Items from a data source:
● ● ● ●
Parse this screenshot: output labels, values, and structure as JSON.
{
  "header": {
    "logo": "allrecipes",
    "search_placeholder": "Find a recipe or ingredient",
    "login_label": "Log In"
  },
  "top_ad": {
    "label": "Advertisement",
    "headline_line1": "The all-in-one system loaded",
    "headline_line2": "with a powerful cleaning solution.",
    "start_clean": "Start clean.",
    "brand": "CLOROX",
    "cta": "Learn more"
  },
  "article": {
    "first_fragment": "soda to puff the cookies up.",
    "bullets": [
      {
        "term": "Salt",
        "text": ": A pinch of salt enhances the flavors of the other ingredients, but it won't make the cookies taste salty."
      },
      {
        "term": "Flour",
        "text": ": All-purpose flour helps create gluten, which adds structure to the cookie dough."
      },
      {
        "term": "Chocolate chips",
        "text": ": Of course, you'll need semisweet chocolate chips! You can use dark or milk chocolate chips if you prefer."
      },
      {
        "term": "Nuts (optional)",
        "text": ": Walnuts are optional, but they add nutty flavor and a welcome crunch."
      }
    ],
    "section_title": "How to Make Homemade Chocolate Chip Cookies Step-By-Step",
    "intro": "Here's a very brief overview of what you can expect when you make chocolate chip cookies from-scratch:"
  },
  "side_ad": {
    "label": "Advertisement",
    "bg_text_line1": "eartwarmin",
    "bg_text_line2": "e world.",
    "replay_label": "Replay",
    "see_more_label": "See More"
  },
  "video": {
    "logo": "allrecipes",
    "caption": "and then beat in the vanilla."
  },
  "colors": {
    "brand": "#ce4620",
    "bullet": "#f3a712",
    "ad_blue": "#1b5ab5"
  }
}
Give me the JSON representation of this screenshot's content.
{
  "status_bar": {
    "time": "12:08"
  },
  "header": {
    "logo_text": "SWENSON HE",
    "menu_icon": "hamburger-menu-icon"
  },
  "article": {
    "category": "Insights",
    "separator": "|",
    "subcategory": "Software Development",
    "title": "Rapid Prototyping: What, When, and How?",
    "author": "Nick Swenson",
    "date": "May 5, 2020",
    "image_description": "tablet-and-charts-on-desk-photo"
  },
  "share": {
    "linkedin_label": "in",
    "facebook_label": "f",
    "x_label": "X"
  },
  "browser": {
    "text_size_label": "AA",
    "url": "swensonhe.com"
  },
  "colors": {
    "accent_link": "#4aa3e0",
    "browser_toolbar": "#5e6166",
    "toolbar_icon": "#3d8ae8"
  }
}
● ● ● ●
Set problem:
Search the listing for the string "JSON". Copy each line where it turns up.

Exercise solution:
Parse this screenshot: output labels, values, and structure as JSON.
Give me the JSON representation of this screenshot's content.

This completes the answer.